Aangeleverde tekst:
Waterschap Limburg diep door het stof in bestuursaffaire Frenken
In november 2021 stapte akkerbouwer Har Frenken uit Neer op als dagelijks bestuurslid bij het WL. Een integriteitsonderzoek dat naar het bestuurslid uit Neer werd uitgevoerd en een integriteitsmelding die hij zelf deed tegen voorzitter en dijkgraaf Patrick van der Broeck, zorgden uiteindelijk voor een onmogelijke samenwerking binnen het dagelijks bestuur (DB) van WL.

Korte opdracht 1:
Noem alle functies en beroepen die de tekst over de bestuursaffaire bij Waterschap Limburg aan personen toeschrijft.
De vermeldingen hebben niets met de tekst te maken.

Getoond materiaal:
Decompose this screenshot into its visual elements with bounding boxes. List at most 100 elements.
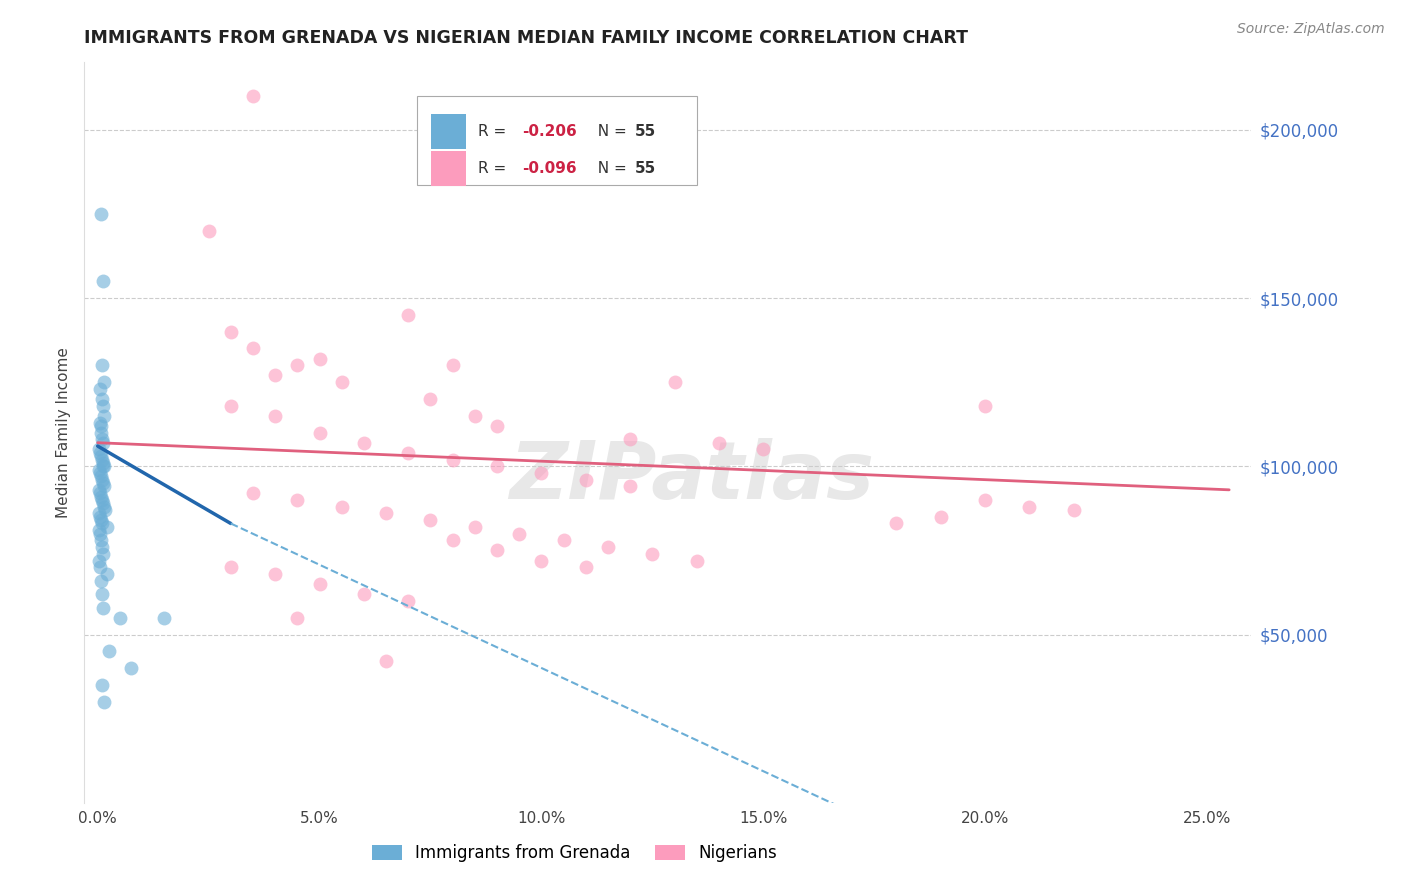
Point xyxy=(89,553,111,567)
Point xyxy=(264,368,287,383)
Point xyxy=(91,600,114,615)
Point xyxy=(197,224,219,238)
Point xyxy=(90,490,112,504)
Point xyxy=(375,655,398,669)
Point xyxy=(90,207,112,221)
Text: 55: 55 xyxy=(636,124,657,139)
FancyBboxPatch shape xyxy=(418,95,697,185)
Point xyxy=(353,435,375,450)
Point xyxy=(886,516,908,531)
Point xyxy=(93,500,115,514)
Point xyxy=(929,509,952,524)
Point xyxy=(530,466,553,480)
Point xyxy=(96,520,118,534)
Point xyxy=(441,452,464,467)
Point xyxy=(219,399,242,413)
Point xyxy=(375,507,398,521)
Point xyxy=(90,469,112,483)
Point xyxy=(89,523,111,537)
Point xyxy=(91,492,114,507)
Point xyxy=(530,553,553,567)
Point xyxy=(90,452,112,467)
Point xyxy=(575,473,598,487)
Point xyxy=(91,587,114,601)
Point xyxy=(508,526,530,541)
Point xyxy=(419,513,441,527)
Point xyxy=(93,375,115,389)
Point xyxy=(419,392,441,406)
Point xyxy=(330,375,353,389)
Point xyxy=(93,695,115,709)
Point xyxy=(264,409,287,423)
Text: N =: N = xyxy=(589,124,633,139)
Point xyxy=(575,560,598,574)
Point xyxy=(91,476,114,491)
Point xyxy=(1018,500,1040,514)
Point xyxy=(91,540,114,554)
Text: R =: R = xyxy=(478,124,510,139)
Point xyxy=(242,342,264,356)
Point xyxy=(441,533,464,548)
Point xyxy=(89,483,111,497)
Point xyxy=(93,459,115,474)
Text: -0.206: -0.206 xyxy=(522,124,576,139)
Point xyxy=(90,533,112,548)
Point xyxy=(89,509,111,524)
Point xyxy=(94,503,117,517)
Point xyxy=(91,516,114,531)
Point xyxy=(91,678,114,692)
Point xyxy=(219,325,242,339)
Point xyxy=(90,513,112,527)
Point xyxy=(96,566,118,581)
Point xyxy=(396,308,419,322)
Point xyxy=(91,547,114,561)
Text: ZIPatlas: ZIPatlas xyxy=(509,438,873,516)
Legend: Immigrants from Grenada, Nigerians: Immigrants from Grenada, Nigerians xyxy=(366,838,785,869)
Point xyxy=(89,446,111,460)
Point xyxy=(285,359,308,373)
Point xyxy=(285,610,308,624)
Point xyxy=(219,560,242,574)
Point xyxy=(707,435,730,450)
Point xyxy=(353,587,375,601)
Point xyxy=(90,574,112,588)
Point xyxy=(91,435,114,450)
Point xyxy=(441,359,464,373)
Point xyxy=(974,399,997,413)
Point xyxy=(93,409,115,423)
Point xyxy=(93,479,115,493)
Point xyxy=(485,418,508,433)
Point xyxy=(285,492,308,507)
Point xyxy=(664,375,686,389)
Point xyxy=(752,442,775,457)
Point xyxy=(93,459,115,474)
Point xyxy=(1063,503,1085,517)
Text: 55: 55 xyxy=(636,161,657,176)
Point xyxy=(91,274,114,288)
Point xyxy=(308,577,330,591)
Point xyxy=(641,547,664,561)
Text: -0.096: -0.096 xyxy=(522,161,576,176)
Point xyxy=(396,446,419,460)
Point xyxy=(90,449,112,463)
Point xyxy=(974,492,997,507)
Point xyxy=(90,418,112,433)
Point xyxy=(89,560,111,574)
Text: IMMIGRANTS FROM GRENADA VS NIGERIAN MEDIAN FAMILY INCOME CORRELATION CHART: IMMIGRANTS FROM GRENADA VS NIGERIAN MEDI… xyxy=(84,29,969,47)
Point xyxy=(396,594,419,608)
Text: N =: N = xyxy=(589,161,633,176)
Point xyxy=(153,610,176,624)
Point xyxy=(464,409,486,423)
Point xyxy=(619,479,641,493)
Point xyxy=(264,566,287,581)
Bar xyxy=(432,113,465,149)
Point xyxy=(89,382,111,396)
Point xyxy=(485,543,508,558)
Text: Source: ZipAtlas.com: Source: ZipAtlas.com xyxy=(1237,22,1385,37)
Y-axis label: Median Family Income: Median Family Income xyxy=(56,347,72,518)
Point xyxy=(91,399,114,413)
Point xyxy=(120,661,142,675)
Point xyxy=(108,610,131,624)
Point xyxy=(90,425,112,440)
Point xyxy=(308,351,330,366)
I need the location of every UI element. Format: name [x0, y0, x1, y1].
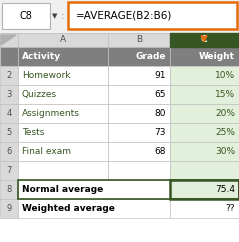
- Text: :: :: [61, 11, 65, 21]
- Bar: [18, 142, 108, 161]
- Text: 3: 3: [6, 90, 12, 99]
- Text: 65: 65: [154, 90, 166, 99]
- Text: Quizzes: Quizzes: [22, 90, 57, 99]
- Bar: [108, 66, 170, 85]
- Text: Tests: Tests: [22, 128, 44, 137]
- Text: 4: 4: [6, 109, 12, 118]
- Bar: [108, 142, 170, 161]
- Bar: [170, 180, 239, 199]
- Text: 7: 7: [6, 166, 12, 175]
- Bar: [170, 66, 239, 85]
- Bar: [170, 142, 239, 161]
- Text: 9: 9: [6, 204, 12, 213]
- Text: 20%: 20%: [215, 109, 235, 118]
- Bar: [108, 33, 170, 47]
- Text: B: B: [136, 36, 142, 45]
- Bar: [170, 104, 239, 123]
- Bar: [108, 161, 170, 180]
- Bar: [0, 85, 18, 104]
- Text: 10%: 10%: [215, 71, 235, 80]
- Bar: [18, 66, 108, 85]
- Text: C8: C8: [20, 11, 33, 21]
- Text: 6: 6: [6, 147, 12, 156]
- Text: Grade: Grade: [136, 52, 166, 61]
- Text: 25%: 25%: [215, 128, 235, 137]
- Bar: [170, 161, 239, 180]
- Text: Homework: Homework: [22, 71, 71, 80]
- Bar: [0, 123, 18, 142]
- Bar: [0, 66, 18, 85]
- Text: ▼: ▼: [52, 13, 58, 19]
- Bar: [0, 142, 18, 161]
- Bar: [0, 180, 18, 199]
- Bar: [108, 104, 170, 123]
- Text: 80: 80: [154, 109, 166, 118]
- Bar: [18, 85, 108, 104]
- Bar: [18, 104, 108, 123]
- Bar: [108, 123, 170, 142]
- Text: Weighted average: Weighted average: [22, 204, 115, 213]
- Bar: [170, 123, 239, 142]
- Bar: [2, 3, 50, 29]
- Text: Final exam: Final exam: [22, 147, 71, 156]
- Text: 75.4: 75.4: [215, 185, 235, 194]
- Text: C: C: [201, 36, 207, 45]
- Text: A: A: [60, 36, 66, 45]
- Text: 68: 68: [154, 147, 166, 156]
- Bar: [18, 47, 108, 66]
- Text: 8: 8: [6, 185, 12, 194]
- Bar: [170, 47, 239, 66]
- Text: Normal average: Normal average: [22, 185, 103, 194]
- Bar: [170, 180, 239, 199]
- Bar: [170, 33, 239, 47]
- Bar: [18, 161, 108, 180]
- Text: Weight: Weight: [199, 52, 235, 61]
- Text: 15%: 15%: [215, 90, 235, 99]
- Bar: [18, 199, 170, 218]
- Bar: [170, 85, 239, 104]
- Bar: [0, 104, 18, 123]
- Bar: [68, 2, 237, 29]
- Bar: [18, 33, 108, 47]
- Text: Assignments: Assignments: [22, 109, 80, 118]
- Polygon shape: [1, 35, 16, 45]
- Text: Activity: Activity: [22, 52, 61, 61]
- Bar: [108, 47, 170, 66]
- Bar: [108, 85, 170, 104]
- Text: 5: 5: [6, 128, 12, 137]
- Text: 91: 91: [154, 71, 166, 80]
- Text: 2: 2: [6, 71, 12, 80]
- Bar: [18, 123, 108, 142]
- Bar: [18, 180, 170, 199]
- Text: 30%: 30%: [215, 147, 235, 156]
- Bar: [18, 180, 239, 199]
- Bar: [170, 199, 239, 218]
- Bar: [0, 199, 18, 218]
- Text: 73: 73: [154, 128, 166, 137]
- Bar: [0, 161, 18, 180]
- Bar: [0, 0, 239, 33]
- Text: =AVERAGE(B2:B6): =AVERAGE(B2:B6): [76, 10, 172, 21]
- Bar: [0, 33, 18, 47]
- Bar: [0, 47, 18, 66]
- Bar: [170, 33, 239, 47]
- Text: ??: ??: [226, 204, 235, 213]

Korte opdracht 2:
Vervang in de vermeldingen elk "Bar" door "Balk", vanaf de regel met "- Text: :: :: [61, 11, 65, 21]" tot en met de regel met "- Bar: [0, 85, 18, 104]". Geef alleen die regels terug, verder ongewijzigd.

Uitvoer opdracht 1:
- akkerbouwer (Har Frenken)
- dagelijks bestuurslid (Har Frenken)
- voorzitter (Patrick van der Broeck)
- dijkgraaf (Patrick van der Broeck)

Uitvoer opdracht 2:
- Text: :: :: [61, 11, 65, 21]
- Balk: [18, 142, 108, 161]
- Text: 3: 3: [6, 90, 12, 99]
- Text: 65: 65: [154, 90, 166, 99]
- Text: Quizzes: Quizzes: [22, 90, 57, 99]
- Balk: [108, 66, 170, 85]
- Text: Tests: Tests: [22, 128, 44, 137]
- Text: 4: 4: [6, 109, 12, 118]
- Balk: [108, 142, 170, 161]
- Balk: [170, 180, 239, 199]
- Text: 7: 7: [6, 166, 12, 175]
- Balk: [170, 66, 239, 85]
- Balk: [170, 142, 239, 161]
- Text: 9: 9: [6, 204, 12, 213]
- Text: 20%: 20%: [215, 109, 235, 118]
- Balk: [108, 33, 170, 47]
- Text: B: B: [136, 36, 142, 45]
- Balk: [170, 104, 239, 123]
- Balk: [108, 161, 170, 180]
- Balk: [0, 85, 18, 104]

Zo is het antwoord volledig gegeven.